Task details -
Give the number of lines in the data that contain "Acid", and nothing more.

(Records from a collection of figures)
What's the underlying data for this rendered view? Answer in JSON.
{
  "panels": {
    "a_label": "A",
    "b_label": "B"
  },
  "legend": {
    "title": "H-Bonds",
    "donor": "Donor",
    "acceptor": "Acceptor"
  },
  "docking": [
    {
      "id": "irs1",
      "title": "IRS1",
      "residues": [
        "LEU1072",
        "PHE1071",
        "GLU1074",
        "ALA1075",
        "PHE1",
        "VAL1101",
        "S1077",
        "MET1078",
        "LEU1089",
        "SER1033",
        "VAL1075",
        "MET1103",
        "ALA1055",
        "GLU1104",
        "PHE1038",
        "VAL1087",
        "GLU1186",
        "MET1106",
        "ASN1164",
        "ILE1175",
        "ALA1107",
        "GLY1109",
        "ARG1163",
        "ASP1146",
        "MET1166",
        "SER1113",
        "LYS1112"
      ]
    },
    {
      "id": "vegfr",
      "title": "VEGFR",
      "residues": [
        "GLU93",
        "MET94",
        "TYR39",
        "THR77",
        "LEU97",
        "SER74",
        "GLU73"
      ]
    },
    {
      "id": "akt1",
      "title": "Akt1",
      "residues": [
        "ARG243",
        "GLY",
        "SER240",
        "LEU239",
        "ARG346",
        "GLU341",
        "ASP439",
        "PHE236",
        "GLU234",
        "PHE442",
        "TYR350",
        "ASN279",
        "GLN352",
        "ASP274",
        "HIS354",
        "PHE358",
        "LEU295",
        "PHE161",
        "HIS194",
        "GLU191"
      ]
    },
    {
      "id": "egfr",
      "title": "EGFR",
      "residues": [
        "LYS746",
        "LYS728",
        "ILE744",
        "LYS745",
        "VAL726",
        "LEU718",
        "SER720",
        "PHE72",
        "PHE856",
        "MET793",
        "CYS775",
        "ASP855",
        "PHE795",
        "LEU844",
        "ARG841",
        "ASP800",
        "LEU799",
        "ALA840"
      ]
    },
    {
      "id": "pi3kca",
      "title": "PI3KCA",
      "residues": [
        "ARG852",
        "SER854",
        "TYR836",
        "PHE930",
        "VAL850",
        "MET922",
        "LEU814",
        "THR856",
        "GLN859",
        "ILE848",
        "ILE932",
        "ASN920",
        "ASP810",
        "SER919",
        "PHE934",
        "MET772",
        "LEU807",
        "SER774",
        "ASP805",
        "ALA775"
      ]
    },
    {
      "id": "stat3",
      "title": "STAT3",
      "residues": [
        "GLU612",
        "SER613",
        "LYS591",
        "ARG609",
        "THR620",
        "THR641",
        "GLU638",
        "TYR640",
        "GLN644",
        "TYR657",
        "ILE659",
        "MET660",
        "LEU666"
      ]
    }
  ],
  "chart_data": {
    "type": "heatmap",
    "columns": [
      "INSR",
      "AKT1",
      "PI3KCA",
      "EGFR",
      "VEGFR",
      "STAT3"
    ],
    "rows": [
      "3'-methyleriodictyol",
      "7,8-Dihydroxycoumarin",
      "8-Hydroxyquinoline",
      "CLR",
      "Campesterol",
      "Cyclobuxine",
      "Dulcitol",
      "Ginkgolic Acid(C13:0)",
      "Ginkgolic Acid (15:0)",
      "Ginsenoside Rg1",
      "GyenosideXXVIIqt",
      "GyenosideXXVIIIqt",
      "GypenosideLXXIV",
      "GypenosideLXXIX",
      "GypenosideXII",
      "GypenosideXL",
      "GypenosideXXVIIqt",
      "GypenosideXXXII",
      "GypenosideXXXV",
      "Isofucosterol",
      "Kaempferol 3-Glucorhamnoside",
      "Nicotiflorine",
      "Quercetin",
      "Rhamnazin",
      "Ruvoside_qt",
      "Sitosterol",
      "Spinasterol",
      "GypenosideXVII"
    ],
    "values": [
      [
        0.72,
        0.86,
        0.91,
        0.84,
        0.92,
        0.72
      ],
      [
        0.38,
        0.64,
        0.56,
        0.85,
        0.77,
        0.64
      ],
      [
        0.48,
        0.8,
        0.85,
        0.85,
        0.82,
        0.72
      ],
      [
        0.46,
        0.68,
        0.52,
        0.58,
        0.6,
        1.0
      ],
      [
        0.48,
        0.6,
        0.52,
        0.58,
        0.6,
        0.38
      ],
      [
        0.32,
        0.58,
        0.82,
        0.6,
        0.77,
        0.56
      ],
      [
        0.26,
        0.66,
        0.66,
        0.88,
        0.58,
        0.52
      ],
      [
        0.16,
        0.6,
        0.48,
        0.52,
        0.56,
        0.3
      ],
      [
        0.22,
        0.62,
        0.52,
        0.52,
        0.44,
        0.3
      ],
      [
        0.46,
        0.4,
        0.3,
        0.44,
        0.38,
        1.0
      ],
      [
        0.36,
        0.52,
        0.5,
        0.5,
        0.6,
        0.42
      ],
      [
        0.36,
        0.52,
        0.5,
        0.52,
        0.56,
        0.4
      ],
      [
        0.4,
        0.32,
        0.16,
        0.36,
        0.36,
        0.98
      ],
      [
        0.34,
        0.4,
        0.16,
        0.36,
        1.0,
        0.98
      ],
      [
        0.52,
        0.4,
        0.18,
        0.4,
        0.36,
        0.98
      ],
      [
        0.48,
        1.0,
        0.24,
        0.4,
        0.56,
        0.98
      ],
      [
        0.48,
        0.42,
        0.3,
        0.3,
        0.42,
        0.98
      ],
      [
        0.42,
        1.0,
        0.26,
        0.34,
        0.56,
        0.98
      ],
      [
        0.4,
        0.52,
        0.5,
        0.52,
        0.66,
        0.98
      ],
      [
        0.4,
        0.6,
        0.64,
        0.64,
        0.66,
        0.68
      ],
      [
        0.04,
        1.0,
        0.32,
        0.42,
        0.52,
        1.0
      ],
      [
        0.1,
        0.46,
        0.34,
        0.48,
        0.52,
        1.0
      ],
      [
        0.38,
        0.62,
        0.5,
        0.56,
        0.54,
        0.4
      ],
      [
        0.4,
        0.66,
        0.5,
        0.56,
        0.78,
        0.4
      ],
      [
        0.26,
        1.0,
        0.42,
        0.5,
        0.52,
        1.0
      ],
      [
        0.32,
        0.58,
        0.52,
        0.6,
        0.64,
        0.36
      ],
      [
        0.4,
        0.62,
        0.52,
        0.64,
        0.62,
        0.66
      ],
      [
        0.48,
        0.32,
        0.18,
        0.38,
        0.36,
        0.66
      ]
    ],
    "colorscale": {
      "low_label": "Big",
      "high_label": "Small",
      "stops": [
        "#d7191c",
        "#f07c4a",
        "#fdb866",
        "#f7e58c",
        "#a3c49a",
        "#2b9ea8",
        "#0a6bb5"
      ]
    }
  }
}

Written answer -
2